Input material |

* Begin *

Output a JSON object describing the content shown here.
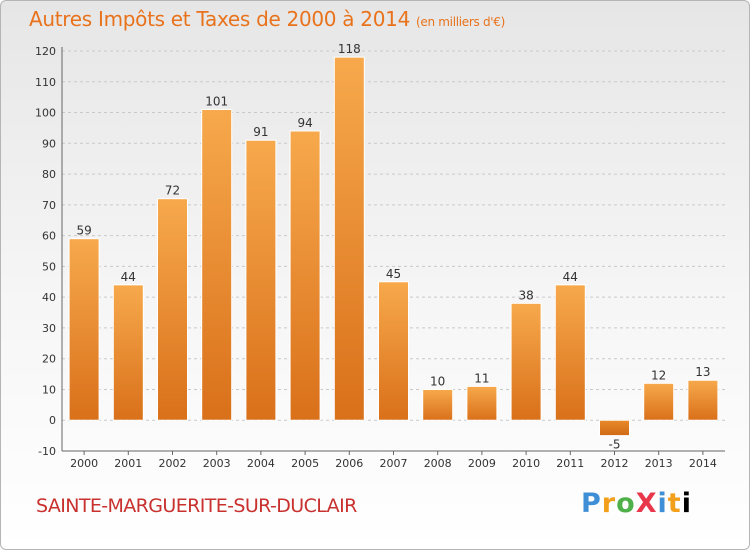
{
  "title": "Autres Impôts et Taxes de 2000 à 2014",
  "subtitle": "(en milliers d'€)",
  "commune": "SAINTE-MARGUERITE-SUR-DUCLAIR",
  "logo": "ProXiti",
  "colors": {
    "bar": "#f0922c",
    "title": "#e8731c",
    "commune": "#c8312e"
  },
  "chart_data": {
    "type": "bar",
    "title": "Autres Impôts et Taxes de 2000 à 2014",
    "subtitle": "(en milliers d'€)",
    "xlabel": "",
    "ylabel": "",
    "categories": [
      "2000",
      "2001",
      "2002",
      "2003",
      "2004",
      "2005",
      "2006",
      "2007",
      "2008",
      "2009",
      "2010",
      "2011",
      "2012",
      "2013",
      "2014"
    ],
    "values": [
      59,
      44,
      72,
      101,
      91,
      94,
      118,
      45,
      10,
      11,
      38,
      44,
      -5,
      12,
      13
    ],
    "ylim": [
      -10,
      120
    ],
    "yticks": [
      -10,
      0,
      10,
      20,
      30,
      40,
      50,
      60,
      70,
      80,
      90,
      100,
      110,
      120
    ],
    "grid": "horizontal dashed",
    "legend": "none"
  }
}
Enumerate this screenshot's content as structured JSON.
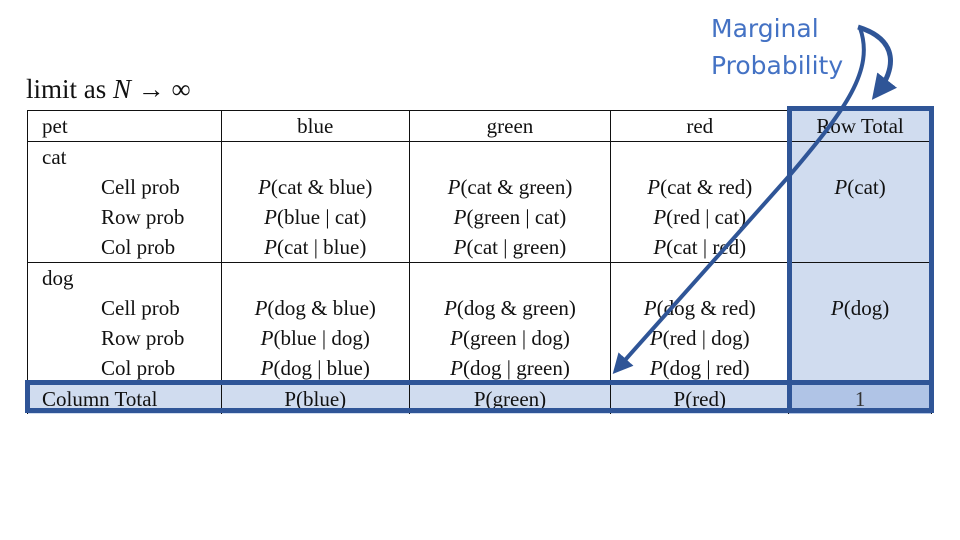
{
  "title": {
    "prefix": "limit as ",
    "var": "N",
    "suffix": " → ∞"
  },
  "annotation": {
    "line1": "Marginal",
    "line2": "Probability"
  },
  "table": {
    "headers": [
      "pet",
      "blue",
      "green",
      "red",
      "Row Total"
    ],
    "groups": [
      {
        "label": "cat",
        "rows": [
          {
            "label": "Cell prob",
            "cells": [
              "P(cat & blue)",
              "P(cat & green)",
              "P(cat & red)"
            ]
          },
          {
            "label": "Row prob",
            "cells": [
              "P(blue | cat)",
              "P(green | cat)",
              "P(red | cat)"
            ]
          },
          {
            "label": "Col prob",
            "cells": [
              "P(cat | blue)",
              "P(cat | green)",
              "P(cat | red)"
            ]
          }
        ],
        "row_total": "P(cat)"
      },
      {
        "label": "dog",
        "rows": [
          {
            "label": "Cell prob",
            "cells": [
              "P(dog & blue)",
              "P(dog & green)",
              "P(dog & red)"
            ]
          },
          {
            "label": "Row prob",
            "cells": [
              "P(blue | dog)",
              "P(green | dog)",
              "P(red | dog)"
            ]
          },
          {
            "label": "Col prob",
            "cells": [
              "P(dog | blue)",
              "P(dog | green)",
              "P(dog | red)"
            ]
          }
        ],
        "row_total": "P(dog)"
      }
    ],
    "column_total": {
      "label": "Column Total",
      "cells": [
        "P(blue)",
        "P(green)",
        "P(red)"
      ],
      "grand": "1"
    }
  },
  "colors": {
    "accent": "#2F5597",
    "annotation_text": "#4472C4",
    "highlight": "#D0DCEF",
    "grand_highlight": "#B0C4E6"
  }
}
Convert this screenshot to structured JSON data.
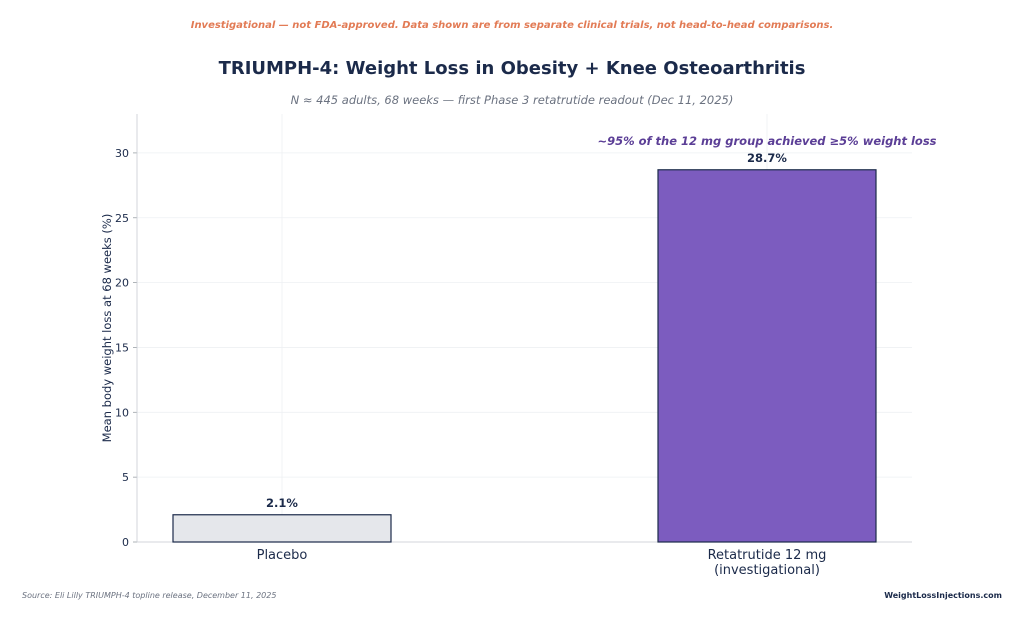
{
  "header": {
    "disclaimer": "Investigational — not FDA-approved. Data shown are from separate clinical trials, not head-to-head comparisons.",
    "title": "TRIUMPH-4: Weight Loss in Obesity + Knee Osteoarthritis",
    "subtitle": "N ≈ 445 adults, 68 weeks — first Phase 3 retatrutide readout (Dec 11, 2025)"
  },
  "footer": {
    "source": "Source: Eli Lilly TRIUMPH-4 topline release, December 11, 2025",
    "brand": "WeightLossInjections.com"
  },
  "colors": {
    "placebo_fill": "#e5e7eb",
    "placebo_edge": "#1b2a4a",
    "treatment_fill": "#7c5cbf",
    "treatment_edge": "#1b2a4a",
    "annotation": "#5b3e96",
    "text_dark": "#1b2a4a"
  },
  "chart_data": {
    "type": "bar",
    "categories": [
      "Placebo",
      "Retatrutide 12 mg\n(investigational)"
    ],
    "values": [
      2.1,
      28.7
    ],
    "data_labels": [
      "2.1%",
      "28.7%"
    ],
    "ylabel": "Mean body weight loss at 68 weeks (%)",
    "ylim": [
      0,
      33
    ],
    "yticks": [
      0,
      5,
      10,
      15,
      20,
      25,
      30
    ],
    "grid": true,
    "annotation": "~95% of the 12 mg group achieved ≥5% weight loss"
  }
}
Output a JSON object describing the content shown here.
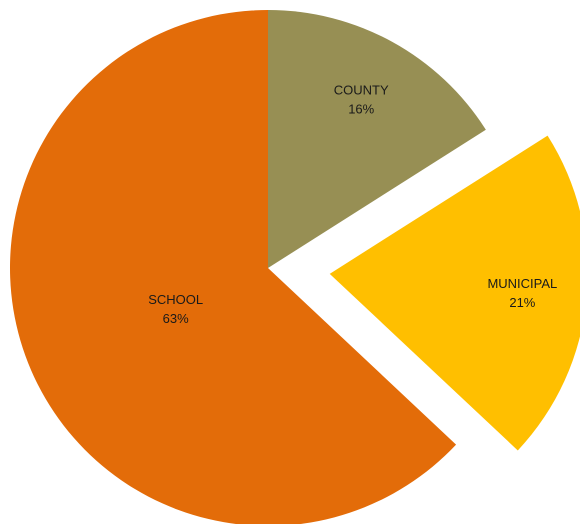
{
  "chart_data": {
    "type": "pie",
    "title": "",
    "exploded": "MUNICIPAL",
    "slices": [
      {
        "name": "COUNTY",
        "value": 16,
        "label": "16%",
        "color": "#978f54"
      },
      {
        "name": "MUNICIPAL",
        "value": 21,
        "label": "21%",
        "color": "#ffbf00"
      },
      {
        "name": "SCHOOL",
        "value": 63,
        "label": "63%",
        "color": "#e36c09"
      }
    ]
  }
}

* End *

What you will do | Exclude the pictures and transcribe all of the entries exactly.

The result |
Output a JSON object describing the content shown here.
{
  "title": "Autres Impôts et Taxes de 2000 à 2014",
  "subtitle": "(en milliers d'€)",
  "commune": "SAINTE-MARGUERITE-SUR-DUCLAIR",
  "logo": "ProXiti",
  "colors": {
    "bar": "#f0922c",
    "title": "#e8731c",
    "commune": "#c8312e"
  },
  "chart_data": {
    "type": "bar",
    "title": "Autres Impôts et Taxes de 2000 à 2014",
    "subtitle": "(en milliers d'€)",
    "xlabel": "",
    "ylabel": "",
    "categories": [
      "2000",
      "2001",
      "2002",
      "2003",
      "2004",
      "2005",
      "2006",
      "2007",
      "2008",
      "2009",
      "2010",
      "2011",
      "2012",
      "2013",
      "2014"
    ],
    "values": [
      59,
      44,
      72,
      101,
      91,
      94,
      118,
      45,
      10,
      11,
      38,
      44,
      -5,
      12,
      13
    ],
    "ylim": [
      -10,
      120
    ],
    "yticks": [
      -10,
      0,
      10,
      20,
      30,
      40,
      50,
      60,
      70,
      80,
      90,
      100,
      110,
      120
    ],
    "grid": "horizontal dashed",
    "legend": "none"
  }
}
Enumerate this screenshot's content as structured JSON.
{
  "title": {
    "prefix": "limit as ",
    "var": "N",
    "suffix": " → ∞"
  },
  "annotation": {
    "line1": "Marginal",
    "line2": "Probability"
  },
  "table": {
    "headers": [
      "pet",
      "blue",
      "green",
      "red",
      "Row Total"
    ],
    "groups": [
      {
        "label": "cat",
        "rows": [
          {
            "label": "Cell prob",
            "cells": [
              "P(cat & blue)",
              "P(cat & green)",
              "P(cat & red)"
            ]
          },
          {
            "label": "Row prob",
            "cells": [
              "P(blue | cat)",
              "P(green | cat)",
              "P(red | cat)"
            ]
          },
          {
            "label": "Col prob",
            "cells": [
              "P(cat | blue)",
              "P(cat | green)",
              "P(cat | red)"
            ]
          }
        ],
        "row_total": "P(cat)"
      },
      {
        "label": "dog",
        "rows": [
          {
            "label": "Cell prob",
            "cells": [
              "P(dog & blue)",
              "P(dog & green)",
              "P(dog & red)"
            ]
          },
          {
            "label": "Row prob",
            "cells": [
              "P(blue | dog)",
              "P(green | dog)",
              "P(red | dog)"
            ]
          },
          {
            "label": "Col prob",
            "cells": [
              "P(dog | blue)",
              "P(dog | green)",
              "P(dog | red)"
            ]
          }
        ],
        "row_total": "P(dog)"
      }
    ],
    "column_total": {
      "label": "Column Total",
      "cells": [
        "P(blue)",
        "P(green)",
        "P(red)"
      ],
      "grand": "1"
    }
  },
  "colors": {
    "accent": "#2F5597",
    "annotation_text": "#4472C4",
    "highlight": "#D0DCEF",
    "grand_highlight": "#B0C4E6"
  }
}
Convert this screenshot to structured JSON data.
{
  "header": {
    "disclaimer": "Investigational — not FDA-approved. Data shown are from separate clinical trials, not head-to-head comparisons.",
    "title": "TRIUMPH-4: Weight Loss in Obesity + Knee Osteoarthritis",
    "subtitle": "N ≈ 445 adults, 68 weeks — first Phase 3 retatrutide readout (Dec 11, 2025)"
  },
  "footer": {
    "source": "Source: Eli Lilly TRIUMPH-4 topline release, December 11, 2025",
    "brand": "WeightLossInjections.com"
  },
  "colors": {
    "placebo_fill": "#e5e7eb",
    "placebo_edge": "#1b2a4a",
    "treatment_fill": "#7c5cbf",
    "treatment_edge": "#1b2a4a",
    "annotation": "#5b3e96",
    "text_dark": "#1b2a4a"
  },
  "chart_data": {
    "type": "bar",
    "categories": [
      "Placebo",
      "Retatrutide 12 mg\n(investigational)"
    ],
    "values": [
      2.1,
      28.7
    ],
    "data_labels": [
      "2.1%",
      "28.7%"
    ],
    "ylabel": "Mean body weight loss at 68 weeks (%)",
    "ylim": [
      0,
      33
    ],
    "yticks": [
      0,
      5,
      10,
      15,
      20,
      25,
      30
    ],
    "grid": true,
    "annotation": "~95% of the 12 mg group achieved ≥5% weight loss"
  }
}
Output a JSON object describing the content shown here.
{
  "chart_data": {
    "type": "pie",
    "title": "",
    "exploded": "MUNICIPAL",
    "slices": [
      {
        "name": "COUNTY",
        "value": 16,
        "label": "16%",
        "color": "#978f54"
      },
      {
        "name": "MUNICIPAL",
        "value": 21,
        "label": "21%",
        "color": "#ffbf00"
      },
      {
        "name": "SCHOOL",
        "value": 63,
        "label": "63%",
        "color": "#e36c09"
      }
    ]
  }
}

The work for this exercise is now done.